Look through the data and write out every line with the word "nresponses" in it.

──────── ENTRIES ────────

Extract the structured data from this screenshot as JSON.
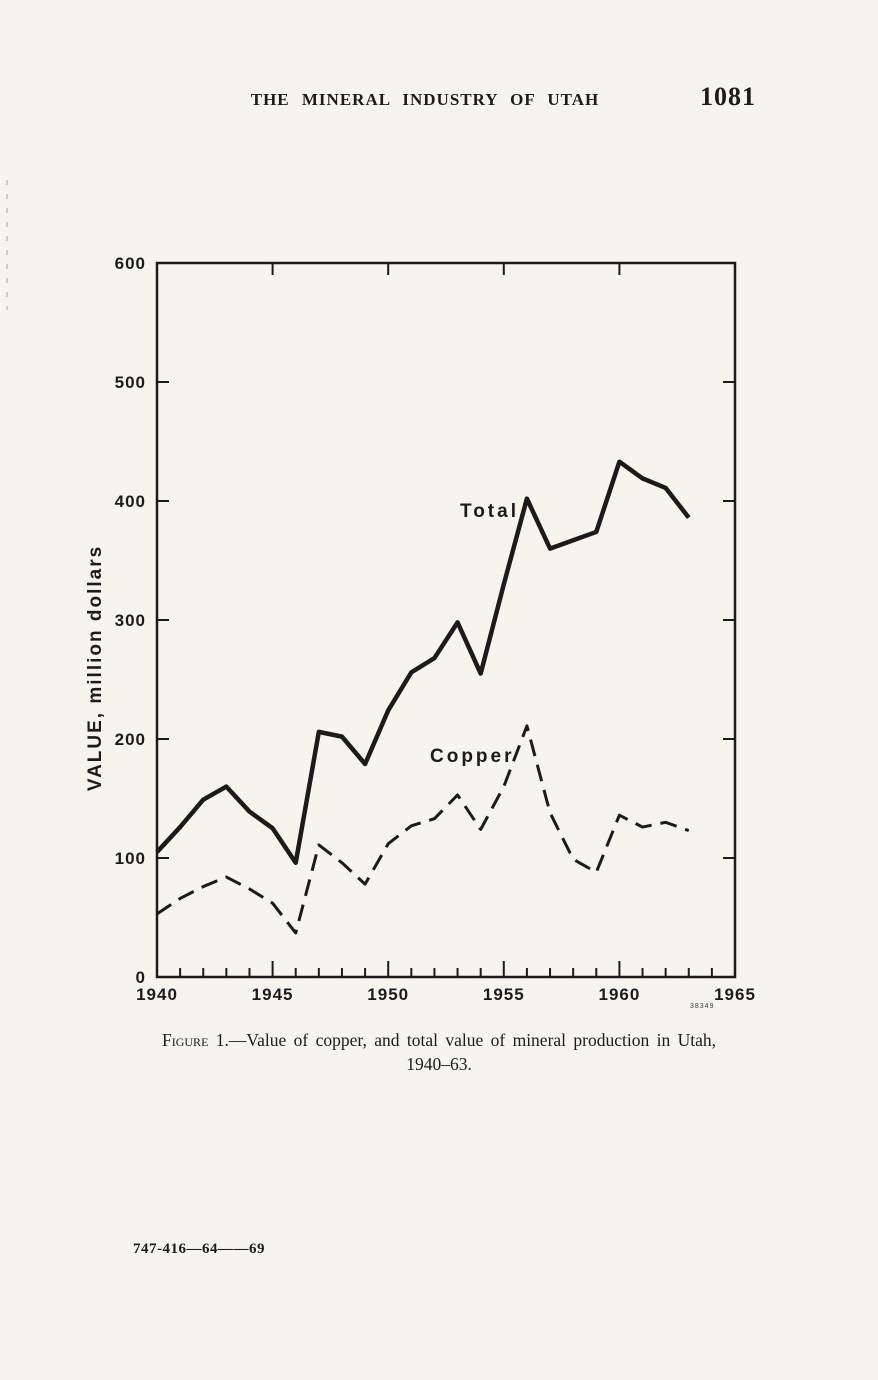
{
  "page": {
    "header": {
      "title": "THE MINERAL INDUSTRY OF UTAH",
      "page_number": "1081"
    },
    "caption": {
      "label": "Figure 1.",
      "text": "—Value of copper, and total value of mineral production in Utah,",
      "line2": "1940–63."
    },
    "plate_number": "38349",
    "footer": "747-416—64——69"
  },
  "chart_data": {
    "type": "line",
    "title": "",
    "xlabel": "",
    "ylabel": "VALUE, million dollars",
    "xlim": [
      1940,
      1965
    ],
    "ylim": [
      0,
      600
    ],
    "x_major_ticks": [
      1940,
      1945,
      1950,
      1955,
      1960,
      1965
    ],
    "y_ticks": [
      0,
      100,
      200,
      300,
      400,
      500,
      600
    ],
    "grid": false,
    "legend_position": "inline-labels",
    "x": [
      1940,
      1941,
      1942,
      1943,
      1944,
      1945,
      1946,
      1947,
      1948,
      1949,
      1950,
      1951,
      1952,
      1953,
      1954,
      1955,
      1956,
      1957,
      1958,
      1959,
      1960,
      1961,
      1962,
      1963
    ],
    "series": [
      {
        "name": "Total",
        "style": "solid",
        "values": [
          105,
          126,
          149,
          160,
          139,
          125,
          96,
          206,
          202,
          179,
          224,
          256,
          268,
          298,
          255,
          330,
          402,
          360,
          367,
          374,
          433,
          419,
          411,
          386
        ]
      },
      {
        "name": "Copper",
        "style": "dashed",
        "values": [
          53,
          66,
          76,
          84,
          74,
          62,
          37,
          111,
          96,
          78,
          112,
          127,
          133,
          153,
          124,
          160,
          211,
          138,
          99,
          88,
          136,
          126,
          130,
          123
        ]
      }
    ]
  }
}
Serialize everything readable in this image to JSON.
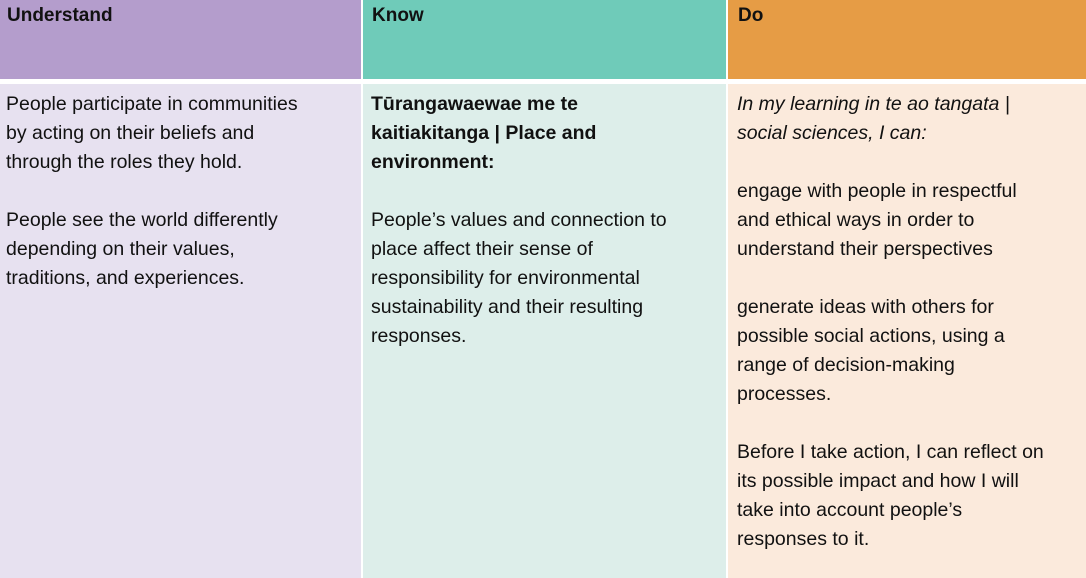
{
  "headers": {
    "understand": "Understand",
    "know": "Know",
    "do": "Do"
  },
  "colors": {
    "understand_header": "#b49dcc",
    "know_header": "#6fcbb9",
    "do_header": "#e69c45",
    "understand_body": "#e7e1f0",
    "know_body": "#ddeeea",
    "do_body": "#fbeadc"
  },
  "understand": {
    "para1": "People participate in communities\nby acting on their beliefs and\nthrough the roles they hold.",
    "para2": "People see the world differently\ndepending on their values,\ntraditions, and experiences."
  },
  "know": {
    "heading": "Tūrangawaewae me te\nkaitiakitanga | Place and\nenvironment:",
    "para1": "People’s values and connection to\nplace affect their sense of\nresponsibility for environmental\nsustainability and their resulting\nresponses."
  },
  "do": {
    "intro": "In my learning in te ao tangata |\nsocial sciences, I can:",
    "item1": "engage with people in respectful\nand ethical ways in order to\nunderstand their perspectives",
    "item2": "generate ideas with others for\npossible social actions, using a\nrange of decision-making\nprocesses.",
    "item3": "Before I take action, I can reflect on\nits possible impact and how I will\ntake into account people’s\nresponses to it."
  }
}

────────

== REPLY ==
    "para1": "People’s values and connection to\nplace affect their sense of\nresponsibility for environmental\nsustainability and their resulting\nresponses."
    "item3": "Before I take action, I can reflect on\nits possible impact and how I will\ntake into account people’s\nresponses to it."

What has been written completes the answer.